(What is asked) Send back the entries below exactly as they appear.

## begin

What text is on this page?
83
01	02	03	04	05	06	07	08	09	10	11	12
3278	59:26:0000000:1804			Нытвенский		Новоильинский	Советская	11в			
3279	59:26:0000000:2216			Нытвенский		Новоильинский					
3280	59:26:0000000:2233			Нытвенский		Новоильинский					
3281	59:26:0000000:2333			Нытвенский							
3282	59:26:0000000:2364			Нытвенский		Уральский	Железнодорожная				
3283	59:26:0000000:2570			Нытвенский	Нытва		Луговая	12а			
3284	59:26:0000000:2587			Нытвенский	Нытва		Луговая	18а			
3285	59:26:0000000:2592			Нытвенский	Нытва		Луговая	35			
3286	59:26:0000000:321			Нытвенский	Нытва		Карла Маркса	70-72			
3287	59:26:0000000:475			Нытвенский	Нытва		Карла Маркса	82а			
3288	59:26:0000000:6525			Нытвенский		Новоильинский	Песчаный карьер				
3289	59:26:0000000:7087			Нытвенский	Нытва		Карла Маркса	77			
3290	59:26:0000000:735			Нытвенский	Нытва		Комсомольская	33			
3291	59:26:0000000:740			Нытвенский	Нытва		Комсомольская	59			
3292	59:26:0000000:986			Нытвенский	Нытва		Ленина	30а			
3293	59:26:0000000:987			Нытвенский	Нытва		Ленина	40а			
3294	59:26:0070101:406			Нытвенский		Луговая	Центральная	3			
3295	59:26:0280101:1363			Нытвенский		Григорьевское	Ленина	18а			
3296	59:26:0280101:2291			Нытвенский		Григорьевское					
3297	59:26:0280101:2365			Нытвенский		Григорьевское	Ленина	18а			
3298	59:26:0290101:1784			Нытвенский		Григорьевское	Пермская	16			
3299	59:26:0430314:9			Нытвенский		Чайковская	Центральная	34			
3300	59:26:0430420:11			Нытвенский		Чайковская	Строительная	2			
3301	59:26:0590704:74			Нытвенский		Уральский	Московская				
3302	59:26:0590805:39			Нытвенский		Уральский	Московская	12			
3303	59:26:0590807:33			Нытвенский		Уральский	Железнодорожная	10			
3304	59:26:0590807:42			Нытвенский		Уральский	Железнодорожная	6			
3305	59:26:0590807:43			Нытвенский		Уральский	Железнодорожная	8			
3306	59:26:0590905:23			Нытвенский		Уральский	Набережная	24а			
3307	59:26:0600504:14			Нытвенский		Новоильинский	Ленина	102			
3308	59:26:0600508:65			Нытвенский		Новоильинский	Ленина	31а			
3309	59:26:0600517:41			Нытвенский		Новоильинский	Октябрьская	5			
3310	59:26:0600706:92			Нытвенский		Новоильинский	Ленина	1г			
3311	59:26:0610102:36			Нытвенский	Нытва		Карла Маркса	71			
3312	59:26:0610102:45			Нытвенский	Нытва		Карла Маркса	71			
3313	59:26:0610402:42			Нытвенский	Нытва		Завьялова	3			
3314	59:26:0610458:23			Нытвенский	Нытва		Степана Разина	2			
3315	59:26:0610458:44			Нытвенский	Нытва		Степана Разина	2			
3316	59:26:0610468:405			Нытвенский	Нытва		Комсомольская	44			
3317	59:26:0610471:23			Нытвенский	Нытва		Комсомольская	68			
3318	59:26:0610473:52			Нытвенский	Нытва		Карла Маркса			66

## end

(Expected answer)
What text is on this page?
83
01	02	03	04	05	06	07	08	09	10	11	12
3278	59:26:0000000:1804			Нытвенский		Новоильинский	Советская	11в			
3279	59:26:0000000:2216			Нытвенский		Новоильинский					
3280	59:26:0000000:2233			Нытвенский		Новоильинский					
3281	59:26:0000000:2333			Нытвенский							
3282	59:26:0000000:2364			Нытвенский		Уральский	Железнодорожная				
3283	59:26:0000000:2570			Нытвенский	Нытва		Луговая	12а			
3284	59:26:0000000:2587			Нытвенский	Нытва		Луговая	18а			
3285	59:26:0000000:2592			Нытвенский	Нытва		Луговая	35			
3286	59:26:0000000:321			Нытвенский	Нытва		Карла Маркса	70-72			
3287	59:26:0000000:475			Нытвенский	Нытва		Карла Маркса	82а			
3288	59:26:0000000:6525			Нытвенский		Новоильинский	Песчаный карьер				
3289	59:26:0000000:7087			Нытвенский	Нытва		Карла Маркса	77			
3290	59:26:0000000:735			Нытвенский	Нытва		Комсомольская	33			
3291	59:26:0000000:740			Нытвенский	Нытва		Комсомольская	59			
3292	59:26:0000000:986			Нытвенский	Нытва		Ленина	30а			
3293	59:26:0000000:987			Нытвенский	Нытва		Ленина	40а			
3294	59:26:0070101:406			Нытвенский		Луговая	Центральная	3			
3295	59:26:0280101:1363			Нытвенский		Григорьевское	Ленина	18а			
3296	59:26:0280101:2291			Нытвенский		Григорьевское					
3297	59:26:0280101:2365			Нытвенский		Григорьевское	Ленина	18а			
3298	59:26:0290101:1784			Нытвенский		Григорьевское	Пермская	16			
3299	59:26:0430314:9			Нытвенский		Чайковская	Центральная	34			
3300	59:26:0430420:11			Нытвенский		Чайковская	Строительная	2			
3301	59:26:0590704:74			Нытвенский		Уральский	Московская				
3302	59:26:0590805:39			Нытвенский		Уральский	Московская	12			
3303	59:26:0590807:33			Нытвенский		Уральский	Железнодорожная	10			
3304	59:26:0590807:42			Нытвенский		Уральский	Железнодорожная	6			
3305	59:26:0590807:43			Нытвенский		Уральский	Железнодорожная	8			
3306	59:26:0590905:23			Нытвенский		Уральский	Набережная	24а			
3307	59:26:0600504:14			Нытвенский		Новоильинский	Ленина	102			
3308	59:26:0600508:65			Нытвенский		Новоильинский	Ленина	31а			
3309	59:26:0600517:41			Нытвенский		Новоильинский	Октябрьская	5			
3310	59:26:0600706:92			Нытвенский		Новоильинский	Ленина	1г			
3311	59:26:0610102:36			Нытвенский	Нытва		Карла Маркса	71			
3312	59:26:0610102:45			Нытвенский	Нытва		Карла Маркса	71			
3313	59:26:0610402:42			Нытвенский	Нытва		Завьялова	3			
3314	59:26:0610458:23			Нытвенский	Нытва		Степана Разина	2			
3315	59:26:0610458:44			Нытвенский	Нытва		Степана Разина	2			
3316	59:26:0610468:405			Нытвенский	Нытва		Комсомольская	44			
3317	59:26:0610471:23			Нытвенский	Нытва		Комсомольская	68			
3318	59:26:0610473:52			Нытвенский	Нытва		Карла Маркса			66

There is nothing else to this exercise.